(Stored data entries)
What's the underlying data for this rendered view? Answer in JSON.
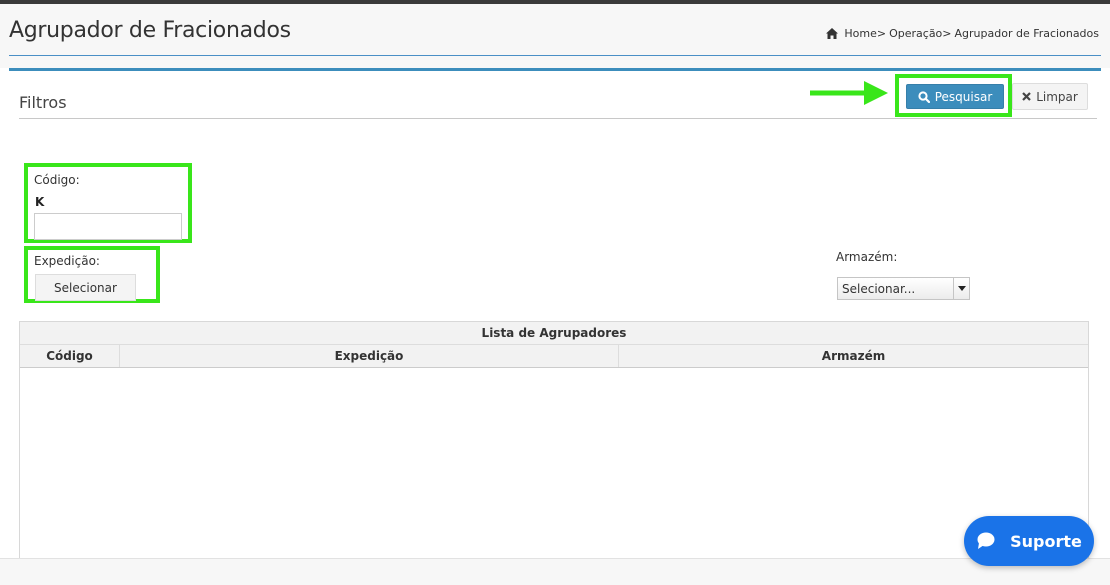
{
  "header": {
    "title": "Agrupador de Fracionados",
    "breadcrumb": [
      "Home>",
      "Operação>",
      "Agrupador de Fracionados"
    ]
  },
  "filters": {
    "title": "Filtros",
    "search_label": "Pesquisar",
    "clear_label": "Limpar",
    "codigo_label": "Código:",
    "codigo_value": "K",
    "expedicao_label": "Expedição:",
    "select_button_label": "Selecionar",
    "armazem_label": "Armazém:",
    "armazem_selected": "Selecionar..."
  },
  "table": {
    "caption": "Lista de Agrupadores",
    "columns": [
      "Código",
      "Expedição",
      "Armazém"
    ],
    "rows": []
  },
  "support": {
    "label": "Suporte"
  },
  "colors": {
    "accent": "#3c8dbc",
    "highlight": "#39e61a",
    "support": "#1a73e8"
  }
}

**To do**
Copy the data character for character, but drop all pictures from the copy.

**Answer to the task**
What's the underlying data for this rendered view? Answer in JSON.
{
  "header": {
    "title": "Agrupador de Fracionados",
    "breadcrumb": [
      "Home>",
      "Operação>",
      "Agrupador de Fracionados"
    ]
  },
  "filters": {
    "title": "Filtros",
    "search_label": "Pesquisar",
    "clear_label": "Limpar",
    "codigo_label": "Código:",
    "codigo_value": "K",
    "expedicao_label": "Expedição:",
    "select_button_label": "Selecionar",
    "armazem_label": "Armazém:",
    "armazem_selected": "Selecionar..."
  },
  "table": {
    "caption": "Lista de Agrupadores",
    "columns": [
      "Código",
      "Expedição",
      "Armazém"
    ],
    "rows": []
  },
  "support": {
    "label": "Suporte"
  },
  "colors": {
    "accent": "#3c8dbc",
    "highlight": "#39e61a",
    "support": "#1a73e8"
  }
}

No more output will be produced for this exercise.